**Instruction**
Everything in the data should be repeated exactly, save for the images.

**Records for the task**
╔══

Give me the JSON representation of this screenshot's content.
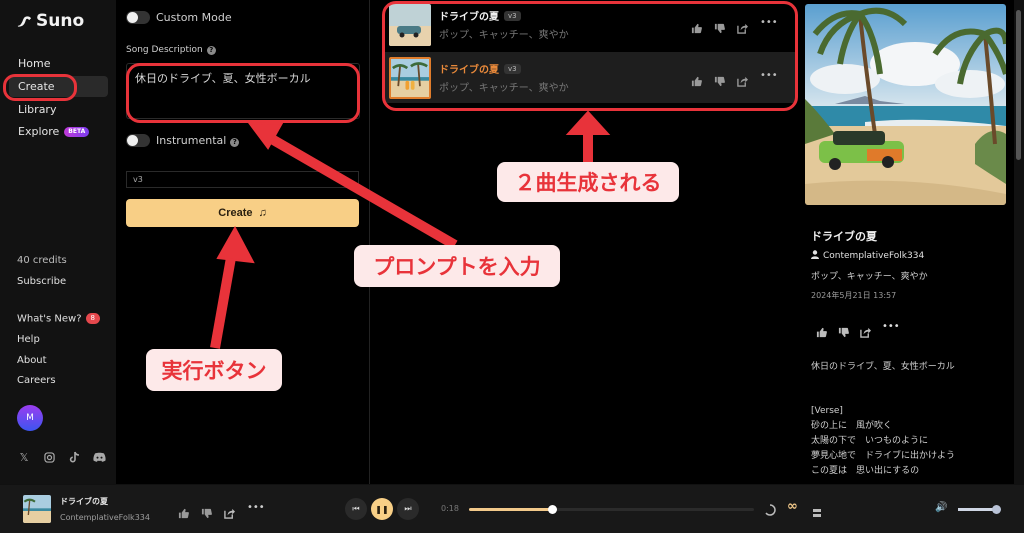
{
  "app": {
    "name": "Suno"
  },
  "sidebar": {
    "nav": [
      {
        "label": "Home"
      },
      {
        "label": "Create",
        "active": true
      },
      {
        "label": "Library"
      },
      {
        "label": "Explore",
        "badge": "BETA"
      }
    ],
    "credits": "40 credits",
    "subscribe": "Subscribe",
    "links": [
      {
        "label": "What's New?",
        "badge": "8"
      },
      {
        "label": "Help"
      },
      {
        "label": "About"
      },
      {
        "label": "Careers"
      }
    ],
    "avatar_initial": "M",
    "socials": [
      "x-icon",
      "instagram-icon",
      "tiktok-icon",
      "discord-icon"
    ]
  },
  "create": {
    "custom_mode_label": "Custom Mode",
    "custom_mode_on": false,
    "song_description_label": "Song Description",
    "help_glyph": "?",
    "song_description_value": "休日のドライブ、夏、女性ボーカル",
    "instrumental_label": "Instrumental",
    "instrumental_on": false,
    "model_value": "v3",
    "create_label": "Create"
  },
  "songs": [
    {
      "title": "ドライブの夏",
      "version": "v3",
      "tags": "ポップ、キャッチー、爽やか",
      "selected": false
    },
    {
      "title": "ドライブの夏",
      "version": "v3",
      "tags": "ポップ、キャッチー、爽やか",
      "selected": true
    }
  ],
  "detail": {
    "title": "ドライブの夏",
    "user": "ContemplativeFolk334",
    "tags": "ポップ、キャッチー、爽やか",
    "date": "2024年5月21日 13:57",
    "prompt": "休日のドライブ、夏、女性ボーカル",
    "lyrics": [
      "[Verse]",
      "砂の上に　風が吹く",
      "太陽の下で　いつものように",
      "夢見心地で　ドライブに出かけよう",
      "この夏は　思い出にするの"
    ]
  },
  "player": {
    "title": "ドライブの夏",
    "artist": "ContemplativeFolk334",
    "elapsed": "0:18",
    "progress_fraction": 0.29,
    "volume_fraction": 1.0,
    "loop_color": "#f2c98a"
  },
  "annotations": {
    "generated": "２曲生成される",
    "prompt": "プロンプトを入力",
    "run": "実行ボタン",
    "color": "#e8333a"
  }
}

╚══

**Result of this exercise**
Give me the JSON representation of this screenshot's content.
{
  "app": {
    "name": "Suno"
  },
  "sidebar": {
    "nav": [
      {
        "label": "Home"
      },
      {
        "label": "Create",
        "active": true
      },
      {
        "label": "Library"
      },
      {
        "label": "Explore",
        "badge": "BETA"
      }
    ],
    "credits": "40 credits",
    "subscribe": "Subscribe",
    "links": [
      {
        "label": "What's New?",
        "badge": "8"
      },
      {
        "label": "Help"
      },
      {
        "label": "About"
      },
      {
        "label": "Careers"
      }
    ],
    "avatar_initial": "M",
    "socials": [
      "x-icon",
      "instagram-icon",
      "tiktok-icon",
      "discord-icon"
    ]
  },
  "create": {
    "custom_mode_label": "Custom Mode",
    "custom_mode_on": false,
    "song_description_label": "Song Description",
    "help_glyph": "?",
    "song_description_value": "休日のドライブ、夏、女性ボーカル",
    "instrumental_label": "Instrumental",
    "instrumental_on": false,
    "model_value": "v3",
    "create_label": "Create"
  },
  "songs": [
    {
      "title": "ドライブの夏",
      "version": "v3",
      "tags": "ポップ、キャッチー、爽やか",
      "selected": false
    },
    {
      "title": "ドライブの夏",
      "version": "v3",
      "tags": "ポップ、キャッチー、爽やか",
      "selected": true
    }
  ],
  "detail": {
    "title": "ドライブの夏",
    "user": "ContemplativeFolk334",
    "tags": "ポップ、キャッチー、爽やか",
    "date": "2024年5月21日 13:57",
    "prompt": "休日のドライブ、夏、女性ボーカル",
    "lyrics": [
      "[Verse]",
      "砂の上に　風が吹く",
      "太陽の下で　いつものように",
      "夢見心地で　ドライブに出かけよう",
      "この夏は　思い出にするの"
    ]
  },
  "player": {
    "title": "ドライブの夏",
    "artist": "ContemplativeFolk334",
    "elapsed": "0:18",
    "progress_fraction": 0.29,
    "volume_fraction": 1.0,
    "loop_color": "#f2c98a"
  },
  "annotations": {
    "generated": "２曲生成される",
    "prompt": "プロンプトを入力",
    "run": "実行ボタン",
    "color": "#e8333a"
  }
}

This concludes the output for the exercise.